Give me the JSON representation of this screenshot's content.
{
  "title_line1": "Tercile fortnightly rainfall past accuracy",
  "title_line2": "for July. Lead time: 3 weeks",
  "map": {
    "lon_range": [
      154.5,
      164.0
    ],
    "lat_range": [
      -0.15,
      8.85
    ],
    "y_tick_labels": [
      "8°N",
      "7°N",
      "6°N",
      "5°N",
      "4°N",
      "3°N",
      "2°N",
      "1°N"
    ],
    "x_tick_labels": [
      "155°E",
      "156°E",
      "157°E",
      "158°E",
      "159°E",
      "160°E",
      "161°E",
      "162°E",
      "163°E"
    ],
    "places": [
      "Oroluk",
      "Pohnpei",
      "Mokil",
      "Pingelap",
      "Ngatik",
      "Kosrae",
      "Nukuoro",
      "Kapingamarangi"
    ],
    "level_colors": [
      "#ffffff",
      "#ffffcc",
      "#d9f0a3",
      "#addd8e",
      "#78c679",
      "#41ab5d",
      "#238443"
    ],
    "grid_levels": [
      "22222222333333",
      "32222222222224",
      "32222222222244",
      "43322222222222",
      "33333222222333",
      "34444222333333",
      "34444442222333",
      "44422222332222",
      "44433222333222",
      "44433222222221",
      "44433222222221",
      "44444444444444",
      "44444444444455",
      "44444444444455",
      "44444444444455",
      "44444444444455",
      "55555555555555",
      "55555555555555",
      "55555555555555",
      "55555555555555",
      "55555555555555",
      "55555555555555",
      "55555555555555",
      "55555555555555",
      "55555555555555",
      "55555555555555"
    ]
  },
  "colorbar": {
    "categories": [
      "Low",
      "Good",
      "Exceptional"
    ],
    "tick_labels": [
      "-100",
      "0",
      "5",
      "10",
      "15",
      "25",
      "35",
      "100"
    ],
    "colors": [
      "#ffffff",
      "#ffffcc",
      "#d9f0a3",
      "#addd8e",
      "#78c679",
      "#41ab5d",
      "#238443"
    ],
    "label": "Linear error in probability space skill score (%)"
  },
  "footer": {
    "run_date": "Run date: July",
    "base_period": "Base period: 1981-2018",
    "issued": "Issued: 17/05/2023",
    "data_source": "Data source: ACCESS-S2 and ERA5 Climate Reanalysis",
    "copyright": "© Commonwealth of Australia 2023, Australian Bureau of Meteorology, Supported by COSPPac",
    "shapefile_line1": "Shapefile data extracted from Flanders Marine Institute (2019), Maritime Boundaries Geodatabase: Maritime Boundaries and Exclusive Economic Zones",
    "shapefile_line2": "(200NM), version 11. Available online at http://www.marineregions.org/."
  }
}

+++

> _What needs to be done_
Using the listing above, pick out each line that contains the word "July", then copy it.

> _Reply_
  "title_line2": "for July. Lead time: 3 weeks",
    "run_date": "Run date: July",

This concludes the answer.